→ WORK TO COMPLETE
Your task is to copy every line of this material exactly.

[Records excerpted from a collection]

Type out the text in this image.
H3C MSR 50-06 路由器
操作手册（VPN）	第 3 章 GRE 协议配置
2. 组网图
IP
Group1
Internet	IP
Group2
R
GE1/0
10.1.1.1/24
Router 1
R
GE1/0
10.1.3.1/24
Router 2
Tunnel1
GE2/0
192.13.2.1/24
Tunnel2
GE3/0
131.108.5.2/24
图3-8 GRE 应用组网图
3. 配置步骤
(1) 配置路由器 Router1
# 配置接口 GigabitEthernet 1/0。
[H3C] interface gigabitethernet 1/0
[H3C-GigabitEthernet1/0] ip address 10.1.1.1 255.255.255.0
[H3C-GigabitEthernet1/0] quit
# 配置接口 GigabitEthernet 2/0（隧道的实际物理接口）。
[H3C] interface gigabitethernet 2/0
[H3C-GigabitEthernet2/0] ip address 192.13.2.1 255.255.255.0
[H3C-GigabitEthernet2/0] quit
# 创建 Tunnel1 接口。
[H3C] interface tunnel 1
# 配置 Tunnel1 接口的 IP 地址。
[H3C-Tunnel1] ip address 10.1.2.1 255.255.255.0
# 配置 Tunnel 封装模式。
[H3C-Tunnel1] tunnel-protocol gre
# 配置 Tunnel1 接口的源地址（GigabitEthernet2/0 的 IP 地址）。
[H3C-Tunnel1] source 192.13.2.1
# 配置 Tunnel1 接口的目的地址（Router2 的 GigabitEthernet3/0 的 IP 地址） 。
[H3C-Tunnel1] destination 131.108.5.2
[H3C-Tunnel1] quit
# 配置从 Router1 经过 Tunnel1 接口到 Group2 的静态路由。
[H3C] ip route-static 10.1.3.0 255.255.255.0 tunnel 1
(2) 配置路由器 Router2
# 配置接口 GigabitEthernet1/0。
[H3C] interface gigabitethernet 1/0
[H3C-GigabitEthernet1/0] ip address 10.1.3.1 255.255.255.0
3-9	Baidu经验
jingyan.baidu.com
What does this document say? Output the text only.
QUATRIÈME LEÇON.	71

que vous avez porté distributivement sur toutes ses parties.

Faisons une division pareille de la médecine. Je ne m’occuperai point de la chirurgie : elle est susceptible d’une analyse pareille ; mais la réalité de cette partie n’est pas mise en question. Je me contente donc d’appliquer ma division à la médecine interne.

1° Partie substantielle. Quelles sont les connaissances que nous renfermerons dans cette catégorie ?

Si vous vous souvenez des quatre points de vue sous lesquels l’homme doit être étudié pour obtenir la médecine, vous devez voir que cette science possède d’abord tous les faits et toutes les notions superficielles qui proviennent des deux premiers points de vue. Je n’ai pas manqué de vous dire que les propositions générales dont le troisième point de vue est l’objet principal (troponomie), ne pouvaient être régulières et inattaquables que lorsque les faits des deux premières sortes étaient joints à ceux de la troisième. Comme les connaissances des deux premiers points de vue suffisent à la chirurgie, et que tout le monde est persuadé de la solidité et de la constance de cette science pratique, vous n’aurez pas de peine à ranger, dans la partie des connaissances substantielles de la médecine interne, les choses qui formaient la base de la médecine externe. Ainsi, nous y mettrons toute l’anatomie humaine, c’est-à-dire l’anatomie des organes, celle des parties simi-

→ TASK OUTPUT
Type out the text in this image.
H3C MSR 50-06 路由器
操作手册（VPN）	第 3 章 GRE 协议配置
2. 组网图
IP
Group1
Internet	IP
Group2
R
GE1/0
10.1.1.1/24
Router 1
R
GE1/0
10.1.3.1/24
Router 2
Tunnel1
GE2/0
192.13.2.1/24
Tunnel2
GE3/0
131.108.5.2/24
图3-8 GRE 应用组网图
3. 配置步骤
(1) 配置路由器 Router1
# 配置接口 GigabitEthernet 1/0。
[H3C] interface gigabitethernet 1/0
[H3C-GigabitEthernet1/0] ip address 10.1.1.1 255.255.255.0
[H3C-GigabitEthernet1/0] quit
# 配置接口 GigabitEthernet 2/0（隧道的实际物理接口）。
[H3C] interface gigabitethernet 2/0
[H3C-GigabitEthernet2/0] ip address 192.13.2.1 255.255.255.0
[H3C-GigabitEthernet2/0] quit
# 创建 Tunnel1 接口。
[H3C] interface tunnel 1
# 配置 Tunnel1 接口的 IP 地址。
[H3C-Tunnel1] ip address 10.1.2.1 255.255.255.0
# 配置 Tunnel 封装模式。
[H3C-Tunnel1] tunnel-protocol gre
# 配置 Tunnel1 接口的源地址（GigabitEthernet2/0 的 IP 地址）。
[H3C-Tunnel1] source 192.13.2.1
# 配置 Tunnel1 接口的目的地址（Router2 的 GigabitEthernet3/0 的 IP 地址） 。
[H3C-Tunnel1] destination 131.108.5.2
[H3C-Tunnel1] quit
# 配置从 Router1 经过 Tunnel1 接口到 Group2 的静态路由。
[H3C] ip route-static 10.1.3.0 255.255.255.0 tunnel 1
(2) 配置路由器 Router2
# 配置接口 GigabitEthernet1/0。
[H3C] interface gigabitethernet 1/0
[H3C-GigabitEthernet1/0] ip address 10.1.3.1 255.255.255.0
3-9	Baidu经验
jingyan.baidu.com
What does this document say? Output the text only.
QUATRIÈME LEÇON.	71

que vous avez porté distributivement sur toutes ses parties.

Faisons une division pareille de la médecine. Je ne m’occuperai point de la chirurgie : elle est susceptible d’une analyse pareille ; mais la réalité de cette partie n’est pas mise en question. Je me contente donc d’appliquer ma division à la médecine interne.

1° Partie substantielle. Quelles sont les connaissances que nous renfermerons dans cette catégorie ?

Si vous vous souvenez des quatre points de vue sous lesquels l’homme doit être étudié pour obtenir la médecine, vous devez voir que cette science possède d’abord tous les faits et toutes les notions superficielles qui proviennent des deux premiers points de vue. Je n’ai pas manqué de vous dire que les propositions générales dont le troisième point de vue est l’objet principal (troponomie), ne pouvaient être régulières et inattaquables que lorsque les faits des deux premières sortes étaient joints à ceux de la troisième. Comme les connaissances des deux premiers points de vue suffisent à la chirurgie, et que tout le monde est persuadé de la solidité et de la constance de cette science pratique, vous n’aurez pas de peine à ranger, dans la partie des connaissances substantielles de la médecine interne, les choses qui formaient la base de la médecine externe. Ainsi, nous y mettrons toute l’anatomie humaine, c’est-à-dire l’anatomie des organes, celle des parties simi-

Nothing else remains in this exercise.